◆ **WHAT IS BEING ASKED**:
Report all lines from the entries below in which "title" appears.

◆ **INFORMATION GIVEN**:

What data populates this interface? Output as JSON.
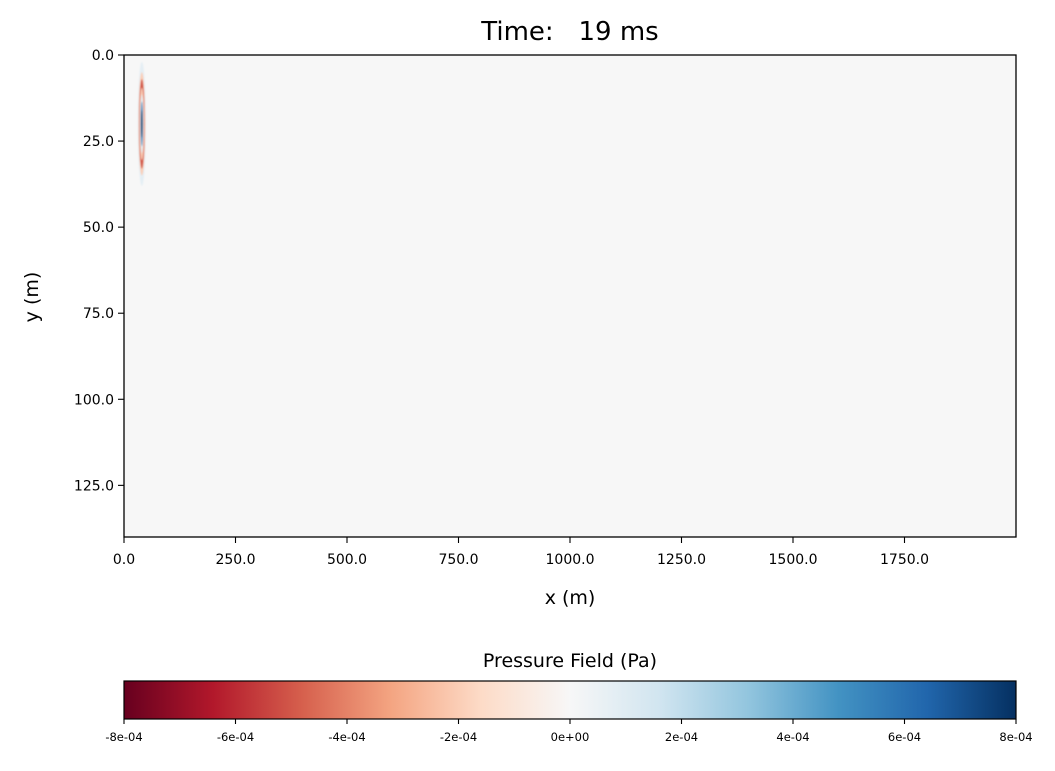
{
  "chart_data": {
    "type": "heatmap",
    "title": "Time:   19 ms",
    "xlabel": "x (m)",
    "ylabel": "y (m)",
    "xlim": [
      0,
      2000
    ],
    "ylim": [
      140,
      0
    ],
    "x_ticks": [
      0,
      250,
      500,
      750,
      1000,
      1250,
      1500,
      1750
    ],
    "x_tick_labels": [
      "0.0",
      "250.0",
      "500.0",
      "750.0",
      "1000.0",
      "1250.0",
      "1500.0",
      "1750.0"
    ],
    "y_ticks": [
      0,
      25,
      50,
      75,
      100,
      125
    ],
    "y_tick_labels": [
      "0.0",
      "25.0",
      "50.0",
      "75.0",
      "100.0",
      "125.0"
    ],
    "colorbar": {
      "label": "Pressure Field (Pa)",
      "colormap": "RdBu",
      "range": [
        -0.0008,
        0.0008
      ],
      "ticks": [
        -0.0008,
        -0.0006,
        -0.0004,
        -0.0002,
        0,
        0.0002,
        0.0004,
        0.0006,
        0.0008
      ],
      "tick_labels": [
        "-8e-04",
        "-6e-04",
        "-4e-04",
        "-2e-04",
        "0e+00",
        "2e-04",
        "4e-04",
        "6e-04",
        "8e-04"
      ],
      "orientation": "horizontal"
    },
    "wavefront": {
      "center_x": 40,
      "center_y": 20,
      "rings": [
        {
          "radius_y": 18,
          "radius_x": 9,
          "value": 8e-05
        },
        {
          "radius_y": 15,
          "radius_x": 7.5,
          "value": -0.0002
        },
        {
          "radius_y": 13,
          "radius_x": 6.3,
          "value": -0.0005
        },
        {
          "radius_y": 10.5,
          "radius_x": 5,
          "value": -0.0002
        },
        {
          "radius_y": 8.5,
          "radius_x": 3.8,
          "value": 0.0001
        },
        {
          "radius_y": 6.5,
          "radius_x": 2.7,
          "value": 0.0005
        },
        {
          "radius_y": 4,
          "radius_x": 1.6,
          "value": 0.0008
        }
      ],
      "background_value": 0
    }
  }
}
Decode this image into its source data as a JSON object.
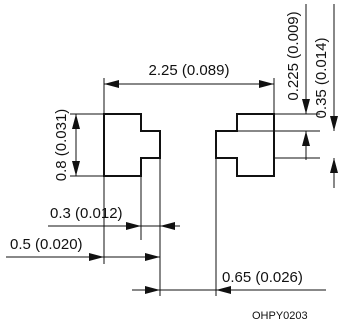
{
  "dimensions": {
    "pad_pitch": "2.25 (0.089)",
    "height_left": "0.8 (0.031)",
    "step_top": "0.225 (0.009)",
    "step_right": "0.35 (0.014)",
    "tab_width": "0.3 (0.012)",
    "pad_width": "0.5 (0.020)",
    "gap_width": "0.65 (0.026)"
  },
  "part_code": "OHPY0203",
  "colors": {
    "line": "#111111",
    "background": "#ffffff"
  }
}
--
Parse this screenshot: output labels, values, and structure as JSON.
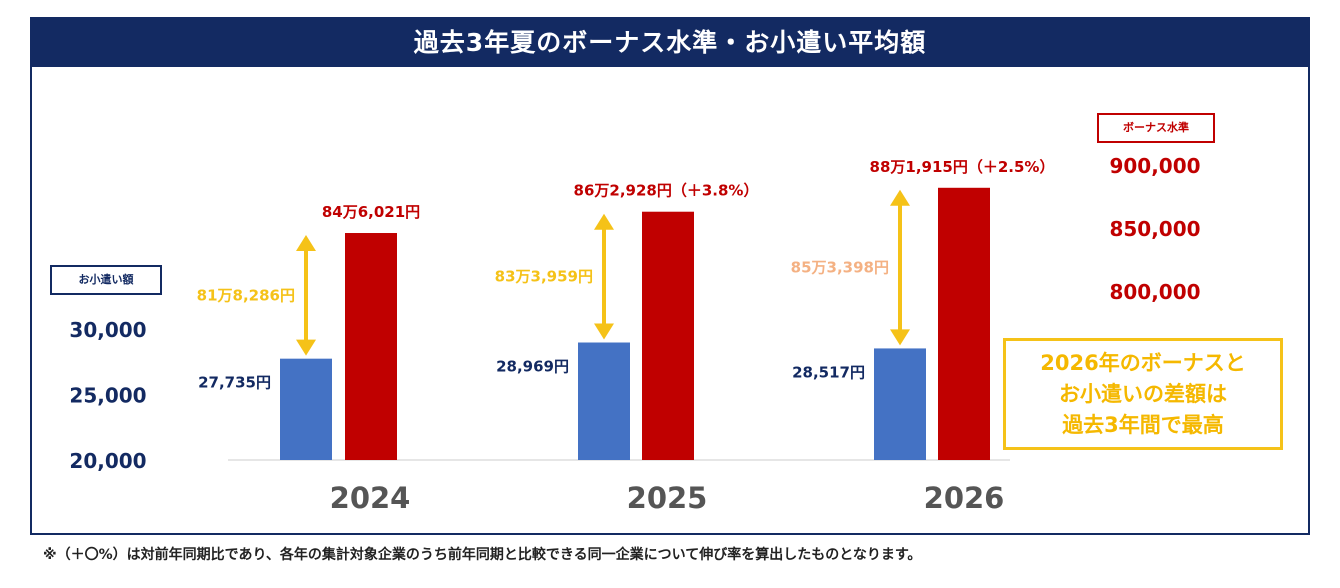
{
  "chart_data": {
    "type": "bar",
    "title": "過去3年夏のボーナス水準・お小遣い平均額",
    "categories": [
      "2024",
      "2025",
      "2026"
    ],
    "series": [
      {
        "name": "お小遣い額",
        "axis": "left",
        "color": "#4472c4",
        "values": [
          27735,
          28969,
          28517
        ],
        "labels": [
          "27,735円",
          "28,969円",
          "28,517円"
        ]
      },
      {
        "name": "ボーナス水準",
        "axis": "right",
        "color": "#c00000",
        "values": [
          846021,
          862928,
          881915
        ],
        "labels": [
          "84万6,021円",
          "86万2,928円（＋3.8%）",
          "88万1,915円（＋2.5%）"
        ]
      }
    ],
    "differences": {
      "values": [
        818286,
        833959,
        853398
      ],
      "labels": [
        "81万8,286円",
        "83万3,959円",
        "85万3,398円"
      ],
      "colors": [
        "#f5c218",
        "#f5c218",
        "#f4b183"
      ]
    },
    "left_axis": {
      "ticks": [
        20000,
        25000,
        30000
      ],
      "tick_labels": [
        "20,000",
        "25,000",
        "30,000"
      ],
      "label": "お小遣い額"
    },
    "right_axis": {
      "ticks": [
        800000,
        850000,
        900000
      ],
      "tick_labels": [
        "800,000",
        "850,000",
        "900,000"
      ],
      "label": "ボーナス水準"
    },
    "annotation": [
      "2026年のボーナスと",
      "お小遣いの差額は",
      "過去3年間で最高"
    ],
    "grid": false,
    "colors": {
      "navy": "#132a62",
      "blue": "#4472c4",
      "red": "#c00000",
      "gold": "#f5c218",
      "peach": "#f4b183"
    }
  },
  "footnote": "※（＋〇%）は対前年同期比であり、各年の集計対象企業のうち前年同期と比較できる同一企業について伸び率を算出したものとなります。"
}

◆ **EXERCISE ANSWER**:
    "title": "Time:   19 ms",
    "title": "過去3年夏のボーナス水準・お小遣い平均額",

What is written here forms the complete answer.